→ JOB
Print every record below exactly as written.

→ Data entries
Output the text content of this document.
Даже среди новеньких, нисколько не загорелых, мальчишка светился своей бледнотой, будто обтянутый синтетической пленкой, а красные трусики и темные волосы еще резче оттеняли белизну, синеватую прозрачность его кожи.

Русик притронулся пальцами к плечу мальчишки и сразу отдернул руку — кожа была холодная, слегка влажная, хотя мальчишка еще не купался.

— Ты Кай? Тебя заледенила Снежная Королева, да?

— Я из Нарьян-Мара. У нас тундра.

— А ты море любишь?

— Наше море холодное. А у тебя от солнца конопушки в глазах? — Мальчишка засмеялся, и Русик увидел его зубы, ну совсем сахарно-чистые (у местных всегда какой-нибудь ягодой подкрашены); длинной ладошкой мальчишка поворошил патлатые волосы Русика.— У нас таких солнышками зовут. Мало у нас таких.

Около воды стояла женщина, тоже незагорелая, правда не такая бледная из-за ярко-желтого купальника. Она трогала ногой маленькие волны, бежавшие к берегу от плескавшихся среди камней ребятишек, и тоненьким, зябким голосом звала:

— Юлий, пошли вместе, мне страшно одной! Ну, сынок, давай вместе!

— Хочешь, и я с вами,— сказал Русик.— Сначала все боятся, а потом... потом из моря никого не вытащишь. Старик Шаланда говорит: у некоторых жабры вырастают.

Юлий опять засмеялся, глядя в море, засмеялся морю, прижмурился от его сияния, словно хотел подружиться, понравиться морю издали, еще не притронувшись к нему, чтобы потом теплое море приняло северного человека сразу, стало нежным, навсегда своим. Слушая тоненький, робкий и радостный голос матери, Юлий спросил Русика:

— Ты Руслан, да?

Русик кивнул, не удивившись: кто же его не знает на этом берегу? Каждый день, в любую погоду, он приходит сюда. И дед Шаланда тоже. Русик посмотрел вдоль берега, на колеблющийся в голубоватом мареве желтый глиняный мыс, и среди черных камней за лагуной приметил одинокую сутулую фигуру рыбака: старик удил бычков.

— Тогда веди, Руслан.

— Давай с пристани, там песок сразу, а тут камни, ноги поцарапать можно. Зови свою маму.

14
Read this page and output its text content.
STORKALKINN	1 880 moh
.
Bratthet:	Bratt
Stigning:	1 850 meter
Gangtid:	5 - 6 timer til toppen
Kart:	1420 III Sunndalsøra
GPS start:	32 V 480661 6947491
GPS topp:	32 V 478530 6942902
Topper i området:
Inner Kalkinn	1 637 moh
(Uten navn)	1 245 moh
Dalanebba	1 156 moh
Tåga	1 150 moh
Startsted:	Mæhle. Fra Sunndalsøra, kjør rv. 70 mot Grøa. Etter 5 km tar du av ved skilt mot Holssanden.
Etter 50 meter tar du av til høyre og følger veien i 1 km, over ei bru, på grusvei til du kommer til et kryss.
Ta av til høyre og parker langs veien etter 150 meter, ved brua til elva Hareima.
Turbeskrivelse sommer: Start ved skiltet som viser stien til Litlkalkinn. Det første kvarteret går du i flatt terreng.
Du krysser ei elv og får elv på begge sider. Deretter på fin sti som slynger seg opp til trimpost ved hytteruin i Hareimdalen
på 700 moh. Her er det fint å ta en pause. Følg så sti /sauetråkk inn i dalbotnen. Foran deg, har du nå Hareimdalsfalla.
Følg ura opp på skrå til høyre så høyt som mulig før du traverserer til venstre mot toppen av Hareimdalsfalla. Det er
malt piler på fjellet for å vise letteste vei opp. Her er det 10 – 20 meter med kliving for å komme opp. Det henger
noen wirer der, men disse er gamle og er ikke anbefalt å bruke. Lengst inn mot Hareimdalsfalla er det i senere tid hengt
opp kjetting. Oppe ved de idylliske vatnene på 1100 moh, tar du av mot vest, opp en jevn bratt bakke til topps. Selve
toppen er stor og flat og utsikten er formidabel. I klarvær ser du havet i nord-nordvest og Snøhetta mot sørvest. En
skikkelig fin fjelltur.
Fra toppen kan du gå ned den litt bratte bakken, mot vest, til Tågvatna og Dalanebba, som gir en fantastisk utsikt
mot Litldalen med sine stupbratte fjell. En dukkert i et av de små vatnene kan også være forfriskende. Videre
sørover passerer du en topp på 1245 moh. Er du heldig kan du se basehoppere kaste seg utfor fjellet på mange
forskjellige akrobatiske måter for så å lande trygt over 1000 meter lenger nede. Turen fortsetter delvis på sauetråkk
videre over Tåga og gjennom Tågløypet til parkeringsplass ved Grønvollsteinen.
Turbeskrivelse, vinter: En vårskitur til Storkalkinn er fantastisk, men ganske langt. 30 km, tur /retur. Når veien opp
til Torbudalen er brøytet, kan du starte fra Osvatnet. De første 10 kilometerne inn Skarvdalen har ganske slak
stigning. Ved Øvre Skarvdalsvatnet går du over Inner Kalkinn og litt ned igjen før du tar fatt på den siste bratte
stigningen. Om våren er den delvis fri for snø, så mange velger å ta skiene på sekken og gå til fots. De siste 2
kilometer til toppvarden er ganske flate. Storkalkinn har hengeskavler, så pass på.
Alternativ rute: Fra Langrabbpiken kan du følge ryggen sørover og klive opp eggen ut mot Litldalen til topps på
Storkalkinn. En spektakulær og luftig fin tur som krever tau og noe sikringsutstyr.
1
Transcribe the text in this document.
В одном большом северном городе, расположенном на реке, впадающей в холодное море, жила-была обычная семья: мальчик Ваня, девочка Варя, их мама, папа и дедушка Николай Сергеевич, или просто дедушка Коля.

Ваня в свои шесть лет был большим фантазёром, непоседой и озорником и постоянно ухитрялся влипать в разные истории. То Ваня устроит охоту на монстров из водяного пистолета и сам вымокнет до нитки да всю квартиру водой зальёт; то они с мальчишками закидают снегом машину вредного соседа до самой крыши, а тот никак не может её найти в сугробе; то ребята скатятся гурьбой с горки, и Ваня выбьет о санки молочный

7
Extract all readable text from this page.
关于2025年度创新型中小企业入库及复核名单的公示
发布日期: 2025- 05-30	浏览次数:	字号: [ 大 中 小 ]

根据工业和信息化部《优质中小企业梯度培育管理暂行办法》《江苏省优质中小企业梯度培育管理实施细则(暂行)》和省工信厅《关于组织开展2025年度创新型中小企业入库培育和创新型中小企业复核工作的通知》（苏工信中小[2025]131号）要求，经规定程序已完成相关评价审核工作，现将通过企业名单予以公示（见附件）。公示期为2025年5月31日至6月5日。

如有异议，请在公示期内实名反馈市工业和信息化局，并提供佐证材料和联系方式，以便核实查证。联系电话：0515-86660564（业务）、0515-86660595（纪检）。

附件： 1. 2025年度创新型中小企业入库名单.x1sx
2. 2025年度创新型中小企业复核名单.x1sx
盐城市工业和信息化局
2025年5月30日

→ EXERCISE OUTPUT
Output the text content of this document.
Даже среди новеньких, нисколько не загорелых, мальчишка светился своей бледнотой, будто обтянутый синтетической пленкой, а красные трусики и темные волосы еще резче оттеняли белизну, синеватую прозрачность его кожи.

Русик притронулся пальцами к плечу мальчишки и сразу отдернул руку — кожа была холодная, слегка влажная, хотя мальчишка еще не купался.

— Ты Кай? Тебя заледенила Снежная Королева, да?

— Я из Нарьян-Мара. У нас тундра.

— А ты море любишь?

— Наше море холодное. А у тебя от солнца конопушки в глазах? — Мальчишка засмеялся, и Русик увидел его зубы, ну совсем сахарно-чистые (у местных всегда какой-нибудь ягодой подкрашены); длинной ладошкой мальчишка поворошил патлатые волосы Русика.— У нас таких солнышками зовут. Мало у нас таких.

Около воды стояла женщина, тоже незагорелая, правда не такая бледная из-за ярко-желтого купальника. Она трогала ногой маленькие волны, бежавшие к берегу от плескавшихся среди камней ребятишек, и тоненьким, зябким голосом звала:

— Юлий, пошли вместе, мне страшно одной! Ну, сынок, давай вместе!

— Хочешь, и я с вами,— сказал Русик.— Сначала все боятся, а потом... потом из моря никого не вытащишь. Старик Шаланда говорит: у некоторых жабры вырастают.

Юлий опять засмеялся, глядя в море, засмеялся морю, прижмурился от его сияния, словно хотел подружиться, понравиться морю издали, еще не притронувшись к нему, чтобы потом теплое море приняло северного человека сразу, стало нежным, навсегда своим. Слушая тоненький, робкий и радостный голос матери, Юлий спросил Русика:

— Ты Руслан, да?

Русик кивнул, не удивившись: кто же его не знает на этом берегу? Каждый день, в любую погоду, он приходит сюда. И дед Шаланда тоже. Русик посмотрел вдоль берега, на колеблющийся в голубоватом мареве желтый глиняный мыс, и среди черных камней за лагуной приметил одинокую сутулую фигуру рыбака: старик удил бычков.

— Тогда веди, Руслан.

— Давай с пристани, там песок сразу, а тут камни, ноги поцарапать можно. Зови свою маму.

14
Read this page and output its text content.
STORKALKINN	1 880 moh
.
Bratthet:	Bratt
Stigning:	1 850 meter
Gangtid:	5 - 6 timer til toppen
Kart:	1420 III Sunndalsøra
GPS start:	32 V 480661 6947491
GPS topp:	32 V 478530 6942902
Topper i området:
Inner Kalkinn	1 637 moh
(Uten navn)	1 245 moh
Dalanebba	1 156 moh
Tåga	1 150 moh
Startsted:	Mæhle. Fra Sunndalsøra, kjør rv. 70 mot Grøa. Etter 5 km tar du av ved skilt mot Holssanden.
Etter 50 meter tar du av til høyre og følger veien i 1 km, over ei bru, på grusvei til du kommer til et kryss.
Ta av til høyre og parker langs veien etter 150 meter, ved brua til elva Hareima.
Turbeskrivelse sommer: Start ved skiltet som viser stien til Litlkalkinn. Det første kvarteret går du i flatt terreng.
Du krysser ei elv og får elv på begge sider. Deretter på fin sti som slynger seg opp til trimpost ved hytteruin i Hareimdalen
på 700 moh. Her er det fint å ta en pause. Følg så sti /sauetråkk inn i dalbotnen. Foran deg, har du nå Hareimdalsfalla.
Følg ura opp på skrå til høyre så høyt som mulig før du traverserer til venstre mot toppen av Hareimdalsfalla. Det er
malt piler på fjellet for å vise letteste vei opp. Her er det 10 – 20 meter med kliving for å komme opp. Det henger
noen wirer der, men disse er gamle og er ikke anbefalt å bruke. Lengst inn mot Hareimdalsfalla er det i senere tid hengt
opp kjetting. Oppe ved de idylliske vatnene på 1100 moh, tar du av mot vest, opp en jevn bratt bakke til topps. Selve
toppen er stor og flat og utsikten er formidabel. I klarvær ser du havet i nord-nordvest og Snøhetta mot sørvest. En
skikkelig fin fjelltur.
Fra toppen kan du gå ned den litt bratte bakken, mot vest, til Tågvatna og Dalanebba, som gir en fantastisk utsikt
mot Litldalen med sine stupbratte fjell. En dukkert i et av de små vatnene kan også være forfriskende. Videre
sørover passerer du en topp på 1245 moh. Er du heldig kan du se basehoppere kaste seg utfor fjellet på mange
forskjellige akrobatiske måter for så å lande trygt over 1000 meter lenger nede. Turen fortsetter delvis på sauetråkk
videre over Tåga og gjennom Tågløypet til parkeringsplass ved Grønvollsteinen.
Turbeskrivelse, vinter: En vårskitur til Storkalkinn er fantastisk, men ganske langt. 30 km, tur /retur. Når veien opp
til Torbudalen er brøytet, kan du starte fra Osvatnet. De første 10 kilometerne inn Skarvdalen har ganske slak
stigning. Ved Øvre Skarvdalsvatnet går du over Inner Kalkinn og litt ned igjen før du tar fatt på den siste bratte
stigningen. Om våren er den delvis fri for snø, så mange velger å ta skiene på sekken og gå til fots. De siste 2
kilometer til toppvarden er ganske flate. Storkalkinn har hengeskavler, så pass på.
Alternativ rute: Fra Langrabbpiken kan du følge ryggen sørover og klive opp eggen ut mot Litldalen til topps på
Storkalkinn. En spektakulær og luftig fin tur som krever tau og noe sikringsutstyr.
1
Transcribe the text in this document.
В одном большом северном городе, расположенном на реке, впадающей в холодное море, жила-была обычная семья: мальчик Ваня, девочка Варя, их мама, папа и дедушка Николай Сергеевич, или просто дедушка Коля.

Ваня в свои шесть лет был большим фантазёром, непоседой и озорником и постоянно ухитрялся влипать в разные истории. То Ваня устроит охоту на монстров из водяного пистолета и сам вымокнет до нитки да всю квартиру водой зальёт; то они с мальчишками закидают снегом машину вредного соседа до самой крыши, а тот никак не может её найти в сугробе; то ребята скатятся гурьбой с горки, и Ваня выбьет о санки молочный

7
Extract all readable text from this page.
关于2025年度创新型中小企业入库及复核名单的公示
发布日期: 2025- 05-30	浏览次数:	字号: [ 大 中 小 ]

根据工业和信息化部《优质中小企业梯度培育管理暂行办法》《江苏省优质中小企业梯度培育管理实施细则(暂行)》和省工信厅《关于组织开展2025年度创新型中小企业入库培育和创新型中小企业复核工作的通知》（苏工信中小[2025]131号）要求，经规定程序已完成相关评价审核工作，现将通过企业名单予以公示（见附件）。公示期为2025年5月31日至6月5日。

如有异议，请在公示期内实名反馈市工业和信息化局，并提供佐证材料和联系方式，以便核实查证。联系电话：0515-86660564（业务）、0515-86660595（纪检）。

附件： 1. 2025年度创新型中小企业入库名单.x1sx
2. 2025年度创新型中小企业复核名单.x1sx
盐城市工业和信息化局
2025年5月30日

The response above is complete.